=== INSTRUCTIONS FOR THE TASK ===
Comb through the entries for "Jugendliche" and pull out each line that holds it.

━━━━━ RECORDS TO PROCESS

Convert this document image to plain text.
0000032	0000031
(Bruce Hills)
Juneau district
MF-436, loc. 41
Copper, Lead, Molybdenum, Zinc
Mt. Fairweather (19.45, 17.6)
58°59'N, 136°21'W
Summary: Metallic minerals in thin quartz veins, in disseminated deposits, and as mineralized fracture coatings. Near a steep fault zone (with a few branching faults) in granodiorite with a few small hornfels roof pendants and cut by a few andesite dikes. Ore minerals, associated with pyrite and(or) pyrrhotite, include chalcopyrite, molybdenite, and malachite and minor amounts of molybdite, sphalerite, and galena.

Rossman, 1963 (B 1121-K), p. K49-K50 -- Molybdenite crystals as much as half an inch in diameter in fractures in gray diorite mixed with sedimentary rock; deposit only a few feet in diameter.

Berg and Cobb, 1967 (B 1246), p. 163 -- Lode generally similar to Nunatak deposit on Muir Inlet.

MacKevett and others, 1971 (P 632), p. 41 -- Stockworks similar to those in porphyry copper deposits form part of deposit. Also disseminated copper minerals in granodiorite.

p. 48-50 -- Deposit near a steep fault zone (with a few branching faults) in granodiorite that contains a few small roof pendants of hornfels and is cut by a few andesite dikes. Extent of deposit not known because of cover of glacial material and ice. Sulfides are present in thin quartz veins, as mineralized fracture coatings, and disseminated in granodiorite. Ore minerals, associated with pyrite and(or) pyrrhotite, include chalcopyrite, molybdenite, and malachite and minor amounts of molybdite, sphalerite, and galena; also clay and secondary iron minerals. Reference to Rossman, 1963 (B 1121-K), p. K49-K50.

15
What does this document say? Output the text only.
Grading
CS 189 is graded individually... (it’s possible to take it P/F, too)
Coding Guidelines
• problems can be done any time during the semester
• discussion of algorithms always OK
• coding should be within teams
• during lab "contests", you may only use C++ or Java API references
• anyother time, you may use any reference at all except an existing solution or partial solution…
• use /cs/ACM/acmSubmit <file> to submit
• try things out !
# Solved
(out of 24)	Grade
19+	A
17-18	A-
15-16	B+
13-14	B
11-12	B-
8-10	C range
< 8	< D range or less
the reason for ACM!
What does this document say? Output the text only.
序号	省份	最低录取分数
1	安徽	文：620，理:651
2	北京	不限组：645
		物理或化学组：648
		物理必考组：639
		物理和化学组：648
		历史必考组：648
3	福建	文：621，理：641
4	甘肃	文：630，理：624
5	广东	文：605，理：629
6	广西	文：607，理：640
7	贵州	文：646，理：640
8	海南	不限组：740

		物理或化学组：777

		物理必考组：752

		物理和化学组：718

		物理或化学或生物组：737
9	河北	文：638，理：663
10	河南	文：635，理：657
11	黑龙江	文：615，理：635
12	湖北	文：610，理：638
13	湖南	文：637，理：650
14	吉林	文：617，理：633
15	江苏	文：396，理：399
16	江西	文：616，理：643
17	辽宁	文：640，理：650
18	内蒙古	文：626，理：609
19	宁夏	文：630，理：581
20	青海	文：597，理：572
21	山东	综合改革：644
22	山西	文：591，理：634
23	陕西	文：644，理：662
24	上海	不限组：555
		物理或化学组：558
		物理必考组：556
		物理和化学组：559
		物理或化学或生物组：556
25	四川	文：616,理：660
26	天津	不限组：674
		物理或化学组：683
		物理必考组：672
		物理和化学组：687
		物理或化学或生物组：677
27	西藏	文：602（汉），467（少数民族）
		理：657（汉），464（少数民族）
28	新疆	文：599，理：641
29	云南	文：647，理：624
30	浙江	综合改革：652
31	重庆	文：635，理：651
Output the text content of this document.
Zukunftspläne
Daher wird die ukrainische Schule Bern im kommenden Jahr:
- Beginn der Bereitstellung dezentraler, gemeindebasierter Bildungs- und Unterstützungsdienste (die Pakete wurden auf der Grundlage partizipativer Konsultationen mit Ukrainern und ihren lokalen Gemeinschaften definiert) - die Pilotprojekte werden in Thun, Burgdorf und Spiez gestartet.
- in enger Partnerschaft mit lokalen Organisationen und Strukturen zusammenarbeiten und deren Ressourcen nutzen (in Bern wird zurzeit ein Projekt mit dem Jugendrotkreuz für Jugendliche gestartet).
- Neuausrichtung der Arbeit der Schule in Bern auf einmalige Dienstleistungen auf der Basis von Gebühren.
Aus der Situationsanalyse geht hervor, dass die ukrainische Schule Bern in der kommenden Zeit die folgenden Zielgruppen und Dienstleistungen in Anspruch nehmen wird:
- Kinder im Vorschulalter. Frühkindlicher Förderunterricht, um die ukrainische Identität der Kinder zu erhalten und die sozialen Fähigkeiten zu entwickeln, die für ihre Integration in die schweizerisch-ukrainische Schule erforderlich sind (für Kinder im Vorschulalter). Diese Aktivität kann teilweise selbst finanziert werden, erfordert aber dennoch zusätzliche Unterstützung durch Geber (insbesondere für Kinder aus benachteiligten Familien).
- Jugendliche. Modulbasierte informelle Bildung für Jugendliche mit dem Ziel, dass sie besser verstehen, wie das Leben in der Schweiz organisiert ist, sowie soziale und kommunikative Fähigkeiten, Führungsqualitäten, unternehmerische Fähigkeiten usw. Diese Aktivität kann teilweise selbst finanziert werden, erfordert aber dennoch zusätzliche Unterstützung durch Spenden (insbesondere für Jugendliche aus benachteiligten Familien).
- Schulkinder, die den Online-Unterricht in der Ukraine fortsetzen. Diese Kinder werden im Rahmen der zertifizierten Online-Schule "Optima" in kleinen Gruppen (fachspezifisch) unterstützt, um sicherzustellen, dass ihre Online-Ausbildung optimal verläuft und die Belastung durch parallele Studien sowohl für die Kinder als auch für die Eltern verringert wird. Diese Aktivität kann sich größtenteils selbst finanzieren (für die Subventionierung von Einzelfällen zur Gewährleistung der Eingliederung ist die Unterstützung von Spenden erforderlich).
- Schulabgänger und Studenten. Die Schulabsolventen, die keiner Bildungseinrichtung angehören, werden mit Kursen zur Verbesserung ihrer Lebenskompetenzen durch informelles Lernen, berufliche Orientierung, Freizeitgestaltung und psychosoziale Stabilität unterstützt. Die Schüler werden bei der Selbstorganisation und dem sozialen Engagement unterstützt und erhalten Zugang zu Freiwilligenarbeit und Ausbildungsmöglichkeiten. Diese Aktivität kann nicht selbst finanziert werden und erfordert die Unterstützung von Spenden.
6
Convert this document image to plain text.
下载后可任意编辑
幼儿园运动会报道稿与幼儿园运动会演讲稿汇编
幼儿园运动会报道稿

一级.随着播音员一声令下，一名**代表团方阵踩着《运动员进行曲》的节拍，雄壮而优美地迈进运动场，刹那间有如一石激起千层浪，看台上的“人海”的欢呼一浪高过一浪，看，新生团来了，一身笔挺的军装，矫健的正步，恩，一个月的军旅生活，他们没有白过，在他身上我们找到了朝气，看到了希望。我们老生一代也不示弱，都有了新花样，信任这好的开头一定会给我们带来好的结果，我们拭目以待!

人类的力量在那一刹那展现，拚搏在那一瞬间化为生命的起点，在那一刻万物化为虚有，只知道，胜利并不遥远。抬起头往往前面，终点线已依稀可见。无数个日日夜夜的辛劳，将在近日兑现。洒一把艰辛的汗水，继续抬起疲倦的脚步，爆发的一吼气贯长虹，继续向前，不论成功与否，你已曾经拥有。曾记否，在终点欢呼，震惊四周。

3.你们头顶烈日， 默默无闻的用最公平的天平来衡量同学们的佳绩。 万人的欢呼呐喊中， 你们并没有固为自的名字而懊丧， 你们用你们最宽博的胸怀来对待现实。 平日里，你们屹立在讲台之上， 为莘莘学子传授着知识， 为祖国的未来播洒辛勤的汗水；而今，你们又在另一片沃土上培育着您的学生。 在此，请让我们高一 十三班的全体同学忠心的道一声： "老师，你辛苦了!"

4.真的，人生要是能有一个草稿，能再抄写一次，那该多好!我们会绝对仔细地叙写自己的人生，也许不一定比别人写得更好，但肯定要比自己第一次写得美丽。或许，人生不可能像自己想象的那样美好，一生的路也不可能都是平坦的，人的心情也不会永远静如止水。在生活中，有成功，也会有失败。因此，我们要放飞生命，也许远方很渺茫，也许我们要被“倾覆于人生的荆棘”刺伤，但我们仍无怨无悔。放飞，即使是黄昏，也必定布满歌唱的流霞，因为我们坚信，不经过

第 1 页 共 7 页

━━━━━━━━━━

=== SOLVED PROBLEM ===
- in enger Partnerschaft mit lokalen Organisationen und Strukturen zusammenarbeiten und deren Ressourcen nutzen (in Bern wird zurzeit ein Projekt mit dem Jugendrotkreuz für Jugendliche gestartet).
- Jugendliche. Modulbasierte informelle Bildung für Jugendliche mit dem Ziel, dass sie besser verstehen, wie das Leben in der Schweiz organisiert ist, sowie soziale und kommunikative Fähigkeiten, Führungsqualitäten, unternehmerische Fähigkeiten usw. Diese Aktivität kann teilweise selbst finanziert werden, erfordert aber dennoch zusätzliche Unterstützung durch Spenden (insbesondere für Jugendliche aus benachteiligten Familien).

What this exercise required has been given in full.